Aim of the exercise — Reproduce every entry exactly.

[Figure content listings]
|---|
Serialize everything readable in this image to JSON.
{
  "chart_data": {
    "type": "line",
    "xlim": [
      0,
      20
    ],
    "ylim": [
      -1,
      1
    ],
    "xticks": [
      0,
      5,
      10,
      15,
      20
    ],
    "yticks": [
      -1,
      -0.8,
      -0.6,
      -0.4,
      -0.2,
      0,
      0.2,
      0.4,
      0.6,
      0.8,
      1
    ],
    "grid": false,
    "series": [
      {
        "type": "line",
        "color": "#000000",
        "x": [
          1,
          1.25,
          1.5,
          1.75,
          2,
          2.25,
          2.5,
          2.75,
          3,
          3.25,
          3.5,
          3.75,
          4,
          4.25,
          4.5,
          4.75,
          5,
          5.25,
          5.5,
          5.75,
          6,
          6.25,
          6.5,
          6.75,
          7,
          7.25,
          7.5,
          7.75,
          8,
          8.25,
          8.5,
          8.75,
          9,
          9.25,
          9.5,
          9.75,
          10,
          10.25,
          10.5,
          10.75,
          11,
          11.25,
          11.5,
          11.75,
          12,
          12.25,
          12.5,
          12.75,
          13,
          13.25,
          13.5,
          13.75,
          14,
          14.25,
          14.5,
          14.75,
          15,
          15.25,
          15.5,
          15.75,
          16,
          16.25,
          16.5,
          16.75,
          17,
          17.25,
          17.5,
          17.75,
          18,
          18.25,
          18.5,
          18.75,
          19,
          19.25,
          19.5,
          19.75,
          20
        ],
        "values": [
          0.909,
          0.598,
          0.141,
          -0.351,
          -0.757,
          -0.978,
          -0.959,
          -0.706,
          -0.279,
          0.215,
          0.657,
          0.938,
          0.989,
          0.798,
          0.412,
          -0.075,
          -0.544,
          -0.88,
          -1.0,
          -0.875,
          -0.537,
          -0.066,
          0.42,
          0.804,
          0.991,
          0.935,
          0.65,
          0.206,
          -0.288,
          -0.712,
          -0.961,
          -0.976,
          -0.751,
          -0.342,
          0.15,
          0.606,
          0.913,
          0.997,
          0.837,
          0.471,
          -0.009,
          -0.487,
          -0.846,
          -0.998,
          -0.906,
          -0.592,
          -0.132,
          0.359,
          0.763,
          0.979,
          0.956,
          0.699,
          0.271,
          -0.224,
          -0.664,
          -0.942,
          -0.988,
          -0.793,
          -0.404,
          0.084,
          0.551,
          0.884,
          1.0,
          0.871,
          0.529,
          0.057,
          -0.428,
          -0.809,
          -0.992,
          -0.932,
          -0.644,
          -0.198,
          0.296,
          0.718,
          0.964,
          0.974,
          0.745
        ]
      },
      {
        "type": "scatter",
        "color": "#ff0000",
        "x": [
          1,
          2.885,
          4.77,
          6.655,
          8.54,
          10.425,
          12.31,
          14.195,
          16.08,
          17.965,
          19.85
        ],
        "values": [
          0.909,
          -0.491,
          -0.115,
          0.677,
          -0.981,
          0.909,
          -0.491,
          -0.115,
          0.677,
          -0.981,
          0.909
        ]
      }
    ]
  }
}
|---|
Result —
Serialize everything readable in this image to JSON.
{
  "chart_data": {
    "type": "line",
    "xlim": [
      0,
      20
    ],
    "ylim": [
      -1,
      1
    ],
    "xticks": [
      0,
      5,
      10,
      15,
      20
    ],
    "yticks": [
      -1,
      -0.8,
      -0.6,
      -0.4,
      -0.2,
      0,
      0.2,
      0.4,
      0.6,
      0.8,
      1
    ],
    "grid": false,
    "series": [
      {
        "type": "line",
        "color": "#000000",
        "x": [
          1,
          1.25,
          1.5,
          1.75,
          2,
          2.25,
          2.5,
          2.75,
          3,
          3.25,
          3.5,
          3.75,
          4,
          4.25,
          4.5,
          4.75,
          5,
          5.25,
          5.5,
          5.75,
          6,
          6.25,
          6.5,
          6.75,
          7,
          7.25,
          7.5,
          7.75,
          8,
          8.25,
          8.5,
          8.75,
          9,
          9.25,
          9.5,
          9.75,
          10,
          10.25,
          10.5,
          10.75,
          11,
          11.25,
          11.5,
          11.75,
          12,
          12.25,
          12.5,
          12.75,
          13,
          13.25,
          13.5,
          13.75,
          14,
          14.25,
          14.5,
          14.75,
          15,
          15.25,
          15.5,
          15.75,
          16,
          16.25,
          16.5,
          16.75,
          17,
          17.25,
          17.5,
          17.75,
          18,
          18.25,
          18.5,
          18.75,
          19,
          19.25,
          19.5,
          19.75,
          20
        ],
        "values": [
          0.909,
          0.598,
          0.141,
          -0.351,
          -0.757,
          -0.978,
          -0.959,
          -0.706,
          -0.279,
          0.215,
          0.657,
          0.938,
          0.989,
          0.798,
          0.412,
          -0.075,
          -0.544,
          -0.88,
          -1.0,
          -0.875,
          -0.537,
          -0.066,
          0.42,
          0.804,
          0.991,
          0.935,
          0.65,
          0.206,
          -0.288,
          -0.712,
          -0.961,
          -0.976,
          -0.751,
          -0.342,
          0.15,
          0.606,
          0.913,
          0.997,
          0.837,
          0.471,
          -0.009,
          -0.487,
          -0.846,
          -0.998,
          -0.906,
          -0.592,
          -0.132,
          0.359,
          0.763,
          0.979,
          0.956,
          0.699,
          0.271,
          -0.224,
          -0.664,
          -0.942,
          -0.988,
          -0.793,
          -0.404,
          0.084,
          0.551,
          0.884,
          1.0,
          0.871,
          0.529,
          0.057,
          -0.428,
          -0.809,
          -0.992,
          -0.932,
          -0.644,
          -0.198,
          0.296,
          0.718,
          0.964,
          0.974,
          0.745
        ]
      },
      {
        "type": "scatter",
        "color": "#ff0000",
        "x": [
          1,
          2.885,
          4.77,
          6.655,
          8.54,
          10.425,
          12.31,
          14.195,
          16.08,
          17.965,
          19.85
        ],
        "values": [
          0.909,
          -0.491,
          -0.115,
          0.677,
          -0.981,
          0.909,
          -0.491,
          -0.115,
          0.677,
          -0.981,
          0.909
        ]
      }
    ]
  }
}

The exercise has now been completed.